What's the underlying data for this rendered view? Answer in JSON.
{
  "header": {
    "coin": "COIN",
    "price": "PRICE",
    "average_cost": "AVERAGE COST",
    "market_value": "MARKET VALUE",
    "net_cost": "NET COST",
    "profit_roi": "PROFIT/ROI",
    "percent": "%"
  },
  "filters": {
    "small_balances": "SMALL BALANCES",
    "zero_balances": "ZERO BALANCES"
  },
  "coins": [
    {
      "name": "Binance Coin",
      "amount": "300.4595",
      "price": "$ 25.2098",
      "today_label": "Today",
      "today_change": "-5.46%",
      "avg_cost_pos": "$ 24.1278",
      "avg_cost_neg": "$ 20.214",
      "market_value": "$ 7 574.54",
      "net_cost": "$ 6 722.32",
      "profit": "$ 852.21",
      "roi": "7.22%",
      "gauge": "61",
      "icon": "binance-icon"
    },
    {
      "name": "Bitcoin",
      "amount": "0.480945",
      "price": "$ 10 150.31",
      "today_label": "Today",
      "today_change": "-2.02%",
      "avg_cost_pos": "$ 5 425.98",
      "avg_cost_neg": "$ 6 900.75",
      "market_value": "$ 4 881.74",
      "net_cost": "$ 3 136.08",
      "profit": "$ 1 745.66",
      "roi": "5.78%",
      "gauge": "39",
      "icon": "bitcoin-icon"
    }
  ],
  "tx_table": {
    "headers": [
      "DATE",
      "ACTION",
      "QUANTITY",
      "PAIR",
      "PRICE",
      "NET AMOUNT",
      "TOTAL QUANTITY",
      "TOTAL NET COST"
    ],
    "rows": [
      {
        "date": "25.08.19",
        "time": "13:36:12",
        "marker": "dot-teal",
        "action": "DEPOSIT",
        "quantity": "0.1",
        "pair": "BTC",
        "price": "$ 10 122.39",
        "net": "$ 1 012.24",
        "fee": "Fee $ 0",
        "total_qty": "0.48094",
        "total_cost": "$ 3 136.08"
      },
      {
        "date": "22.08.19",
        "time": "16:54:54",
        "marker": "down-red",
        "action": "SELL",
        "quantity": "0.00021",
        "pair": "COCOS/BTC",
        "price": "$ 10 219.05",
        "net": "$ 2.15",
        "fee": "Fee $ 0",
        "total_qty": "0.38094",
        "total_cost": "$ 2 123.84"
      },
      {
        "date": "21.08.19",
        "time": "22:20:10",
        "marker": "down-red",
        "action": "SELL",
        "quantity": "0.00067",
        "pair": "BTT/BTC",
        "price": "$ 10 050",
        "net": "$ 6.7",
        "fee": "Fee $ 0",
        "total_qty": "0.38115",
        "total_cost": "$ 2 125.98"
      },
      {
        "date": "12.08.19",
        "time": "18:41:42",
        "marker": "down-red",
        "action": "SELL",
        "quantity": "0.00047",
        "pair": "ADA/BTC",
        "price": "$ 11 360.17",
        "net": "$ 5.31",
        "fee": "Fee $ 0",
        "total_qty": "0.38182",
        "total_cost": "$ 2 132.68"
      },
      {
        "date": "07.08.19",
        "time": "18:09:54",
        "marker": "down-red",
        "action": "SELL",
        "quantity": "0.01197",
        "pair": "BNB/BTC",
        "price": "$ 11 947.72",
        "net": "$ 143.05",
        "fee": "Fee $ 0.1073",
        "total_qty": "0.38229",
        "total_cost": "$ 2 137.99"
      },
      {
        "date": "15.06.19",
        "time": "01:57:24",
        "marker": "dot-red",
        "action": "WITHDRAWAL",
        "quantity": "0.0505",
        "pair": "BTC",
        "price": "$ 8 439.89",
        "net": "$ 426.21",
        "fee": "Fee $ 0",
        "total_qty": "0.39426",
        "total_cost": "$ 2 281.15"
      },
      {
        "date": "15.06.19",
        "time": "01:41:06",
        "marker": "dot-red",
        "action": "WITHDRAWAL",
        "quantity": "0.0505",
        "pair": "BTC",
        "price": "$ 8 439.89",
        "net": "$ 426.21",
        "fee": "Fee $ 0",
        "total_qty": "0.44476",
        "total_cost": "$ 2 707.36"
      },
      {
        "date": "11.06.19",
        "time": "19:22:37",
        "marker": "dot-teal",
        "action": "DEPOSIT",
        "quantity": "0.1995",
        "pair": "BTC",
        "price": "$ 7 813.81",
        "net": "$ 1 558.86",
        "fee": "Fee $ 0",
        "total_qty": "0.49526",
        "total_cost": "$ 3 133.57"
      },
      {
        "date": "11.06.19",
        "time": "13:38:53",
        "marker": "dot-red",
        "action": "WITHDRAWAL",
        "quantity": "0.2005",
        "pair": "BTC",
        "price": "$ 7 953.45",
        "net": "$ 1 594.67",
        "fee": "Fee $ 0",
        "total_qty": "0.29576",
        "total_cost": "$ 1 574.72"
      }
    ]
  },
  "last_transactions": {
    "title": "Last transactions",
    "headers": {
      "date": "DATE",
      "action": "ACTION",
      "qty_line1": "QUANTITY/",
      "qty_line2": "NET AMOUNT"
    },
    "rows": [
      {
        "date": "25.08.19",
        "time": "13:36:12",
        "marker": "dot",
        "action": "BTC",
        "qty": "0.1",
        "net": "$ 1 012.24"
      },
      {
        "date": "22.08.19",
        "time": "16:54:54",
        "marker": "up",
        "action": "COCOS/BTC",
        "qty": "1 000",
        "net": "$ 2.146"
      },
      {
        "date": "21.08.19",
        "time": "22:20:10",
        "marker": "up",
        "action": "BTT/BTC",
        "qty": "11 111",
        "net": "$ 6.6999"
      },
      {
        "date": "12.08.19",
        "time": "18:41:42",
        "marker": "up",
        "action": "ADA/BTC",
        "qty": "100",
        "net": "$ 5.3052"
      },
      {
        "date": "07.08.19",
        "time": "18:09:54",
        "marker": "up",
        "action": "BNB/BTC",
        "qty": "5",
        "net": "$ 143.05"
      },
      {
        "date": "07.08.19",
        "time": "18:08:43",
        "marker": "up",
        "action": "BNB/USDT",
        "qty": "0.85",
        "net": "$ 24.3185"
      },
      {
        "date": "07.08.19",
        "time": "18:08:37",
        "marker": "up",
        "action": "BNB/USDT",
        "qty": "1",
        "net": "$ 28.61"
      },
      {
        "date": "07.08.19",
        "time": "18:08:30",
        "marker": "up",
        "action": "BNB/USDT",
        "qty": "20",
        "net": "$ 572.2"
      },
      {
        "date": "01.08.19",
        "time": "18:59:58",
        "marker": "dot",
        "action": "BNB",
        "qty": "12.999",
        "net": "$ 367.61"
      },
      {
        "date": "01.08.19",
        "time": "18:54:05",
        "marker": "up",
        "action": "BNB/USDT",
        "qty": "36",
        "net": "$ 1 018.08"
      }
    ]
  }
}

***

## Problem requirements
Each entry must be reproduced verbatim.

## Task answer
What's the underlying data for this rendered view? Answer in JSON.
{
  "header": {
    "coin": "COIN",
    "price": "PRICE",
    "average_cost": "AVERAGE COST",
    "market_value": "MARKET VALUE",
    "net_cost": "NET COST",
    "profit_roi": "PROFIT/ROI",
    "percent": "%"
  },
  "filters": {
    "small_balances": "SMALL BALANCES",
    "zero_balances": "ZERO BALANCES"
  },
  "coins": [
    {
      "name": "Binance Coin",
      "amount": "300.4595",
      "price": "$ 25.2098",
      "today_label": "Today",
      "today_change": "-5.46%",
      "avg_cost_pos": "$ 24.1278",
      "avg_cost_neg": "$ 20.214",
      "market_value": "$ 7 574.54",
      "net_cost": "$ 6 722.32",
      "profit": "$ 852.21",
      "roi": "7.22%",
      "gauge": "61",
      "icon": "binance-icon"
    },
    {
      "name": "Bitcoin",
      "amount": "0.480945",
      "price": "$ 10 150.31",
      "today_label": "Today",
      "today_change": "-2.02%",
      "avg_cost_pos": "$ 5 425.98",
      "avg_cost_neg": "$ 6 900.75",
      "market_value": "$ 4 881.74",
      "net_cost": "$ 3 136.08",
      "profit": "$ 1 745.66",
      "roi": "5.78%",
      "gauge": "39",
      "icon": "bitcoin-icon"
    }
  ],
  "tx_table": {
    "headers": [
      "DATE",
      "ACTION",
      "QUANTITY",
      "PAIR",
      "PRICE",
      "NET AMOUNT",
      "TOTAL QUANTITY",
      "TOTAL NET COST"
    ],
    "rows": [
      {
        "date": "25.08.19",
        "time": "13:36:12",
        "marker": "dot-teal",
        "action": "DEPOSIT",
        "quantity": "0.1",
        "pair": "BTC",
        "price": "$ 10 122.39",
        "net": "$ 1 012.24",
        "fee": "Fee $ 0",
        "total_qty": "0.48094",
        "total_cost": "$ 3 136.08"
      },
      {
        "date": "22.08.19",
        "time": "16:54:54",
        "marker": "down-red",
        "action": "SELL",
        "quantity": "0.00021",
        "pair": "COCOS/BTC",
        "price": "$ 10 219.05",
        "net": "$ 2.15",
        "fee": "Fee $ 0",
        "total_qty": "0.38094",
        "total_cost": "$ 2 123.84"
      },
      {
        "date": "21.08.19",
        "time": "22:20:10",
        "marker": "down-red",
        "action": "SELL",
        "quantity": "0.00067",
        "pair": "BTT/BTC",
        "price": "$ 10 050",
        "net": "$ 6.7",
        "fee": "Fee $ 0",
        "total_qty": "0.38115",
        "total_cost": "$ 2 125.98"
      },
      {
        "date": "12.08.19",
        "time": "18:41:42",
        "marker": "down-red",
        "action": "SELL",
        "quantity": "0.00047",
        "pair": "ADA/BTC",
        "price": "$ 11 360.17",
        "net": "$ 5.31",
        "fee": "Fee $ 0",
        "total_qty": "0.38182",
        "total_cost": "$ 2 132.68"
      },
      {
        "date": "07.08.19",
        "time": "18:09:54",
        "marker": "down-red",
        "action": "SELL",
        "quantity": "0.01197",
        "pair": "BNB/BTC",
        "price": "$ 11 947.72",
        "net": "$ 143.05",
        "fee": "Fee $ 0.1073",
        "total_qty": "0.38229",
        "total_cost": "$ 2 137.99"
      },
      {
        "date": "15.06.19",
        "time": "01:57:24",
        "marker": "dot-red",
        "action": "WITHDRAWAL",
        "quantity": "0.0505",
        "pair": "BTC",
        "price": "$ 8 439.89",
        "net": "$ 426.21",
        "fee": "Fee $ 0",
        "total_qty": "0.39426",
        "total_cost": "$ 2 281.15"
      },
      {
        "date": "15.06.19",
        "time": "01:41:06",
        "marker": "dot-red",
        "action": "WITHDRAWAL",
        "quantity": "0.0505",
        "pair": "BTC",
        "price": "$ 8 439.89",
        "net": "$ 426.21",
        "fee": "Fee $ 0",
        "total_qty": "0.44476",
        "total_cost": "$ 2 707.36"
      },
      {
        "date": "11.06.19",
        "time": "19:22:37",
        "marker": "dot-teal",
        "action": "DEPOSIT",
        "quantity": "0.1995",
        "pair": "BTC",
        "price": "$ 7 813.81",
        "net": "$ 1 558.86",
        "fee": "Fee $ 0",
        "total_qty": "0.49526",
        "total_cost": "$ 3 133.57"
      },
      {
        "date": "11.06.19",
        "time": "13:38:53",
        "marker": "dot-red",
        "action": "WITHDRAWAL",
        "quantity": "0.2005",
        "pair": "BTC",
        "price": "$ 7 953.45",
        "net": "$ 1 594.67",
        "fee": "Fee $ 0",
        "total_qty": "0.29576",
        "total_cost": "$ 1 574.72"
      }
    ]
  },
  "last_transactions": {
    "title": "Last transactions",
    "headers": {
      "date": "DATE",
      "action": "ACTION",
      "qty_line1": "QUANTITY/",
      "qty_line2": "NET AMOUNT"
    },
    "rows": [
      {
        "date": "25.08.19",
        "time": "13:36:12",
        "marker": "dot",
        "action": "BTC",
        "qty": "0.1",
        "net": "$ 1 012.24"
      },
      {
        "date": "22.08.19",
        "time": "16:54:54",
        "marker": "up",
        "action": "COCOS/BTC",
        "qty": "1 000",
        "net": "$ 2.146"
      },
      {
        "date": "21.08.19",
        "time": "22:20:10",
        "marker": "up",
        "action": "BTT/BTC",
        "qty": "11 111",
        "net": "$ 6.6999"
      },
      {
        "date": "12.08.19",
        "time": "18:41:42",
        "marker": "up",
        "action": "ADA/BTC",
        "qty": "100",
        "net": "$ 5.3052"
      },
      {
        "date": "07.08.19",
        "time": "18:09:54",
        "marker": "up",
        "action": "BNB/BTC",
        "qty": "5",
        "net": "$ 143.05"
      },
      {
        "date": "07.08.19",
        "time": "18:08:43",
        "marker": "up",
        "action": "BNB/USDT",
        "qty": "0.85",
        "net": "$ 24.3185"
      },
      {
        "date": "07.08.19",
        "time": "18:08:37",
        "marker": "up",
        "action": "BNB/USDT",
        "qty": "1",
        "net": "$ 28.61"
      },
      {
        "date": "07.08.19",
        "time": "18:08:30",
        "marker": "up",
        "action": "BNB/USDT",
        "qty": "20",
        "net": "$ 572.2"
      },
      {
        "date": "01.08.19",
        "time": "18:59:58",
        "marker": "dot",
        "action": "BNB",
        "qty": "12.999",
        "net": "$ 367.61"
      },
      {
        "date": "01.08.19",
        "time": "18:54:05",
        "marker": "up",
        "action": "BNB/USDT",
        "qty": "36",
        "net": "$ 1 018.08"
      }
    ]
  }
}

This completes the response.